All entries must be extracted exactly, with nothing added or dropped.

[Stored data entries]
--------

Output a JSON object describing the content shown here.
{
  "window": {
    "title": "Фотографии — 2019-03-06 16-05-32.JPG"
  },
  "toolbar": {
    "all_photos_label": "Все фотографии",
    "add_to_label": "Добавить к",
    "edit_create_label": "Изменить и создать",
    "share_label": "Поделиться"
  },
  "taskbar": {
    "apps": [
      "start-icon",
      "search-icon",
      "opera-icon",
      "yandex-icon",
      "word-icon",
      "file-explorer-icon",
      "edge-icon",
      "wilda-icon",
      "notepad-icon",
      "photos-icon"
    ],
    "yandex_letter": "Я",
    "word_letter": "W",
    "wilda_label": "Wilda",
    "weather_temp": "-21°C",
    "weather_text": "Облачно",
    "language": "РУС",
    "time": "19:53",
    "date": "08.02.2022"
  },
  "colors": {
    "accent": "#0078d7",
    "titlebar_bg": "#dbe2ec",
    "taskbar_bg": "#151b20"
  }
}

--------

**Answer to the exercise:**
Output a JSON object describing the content shown here.
{
  "window": {
    "title": "Фотографии — 2019-03-06 16-05-32.JPG"
  },
  "toolbar": {
    "all_photos_label": "Все фотографии",
    "add_to_label": "Добавить к",
    "edit_create_label": "Изменить и создать",
    "share_label": "Поделиться"
  },
  "taskbar": {
    "apps": [
      "start-icon",
      "search-icon",
      "opera-icon",
      "yandex-icon",
      "word-icon",
      "file-explorer-icon",
      "edge-icon",
      "wilda-icon",
      "notepad-icon",
      "photos-icon"
    ],
    "yandex_letter": "Я",
    "word_letter": "W",
    "wilda_label": "Wilda",
    "weather_temp": "-21°C",
    "weather_text": "Облачно",
    "language": "РУС",
    "time": "19:53",
    "date": "08.02.2022"
  },
  "colors": {
    "accent": "#0078d7",
    "titlebar_bg": "#dbe2ec",
    "taskbar_bg": "#151b20"
  }
}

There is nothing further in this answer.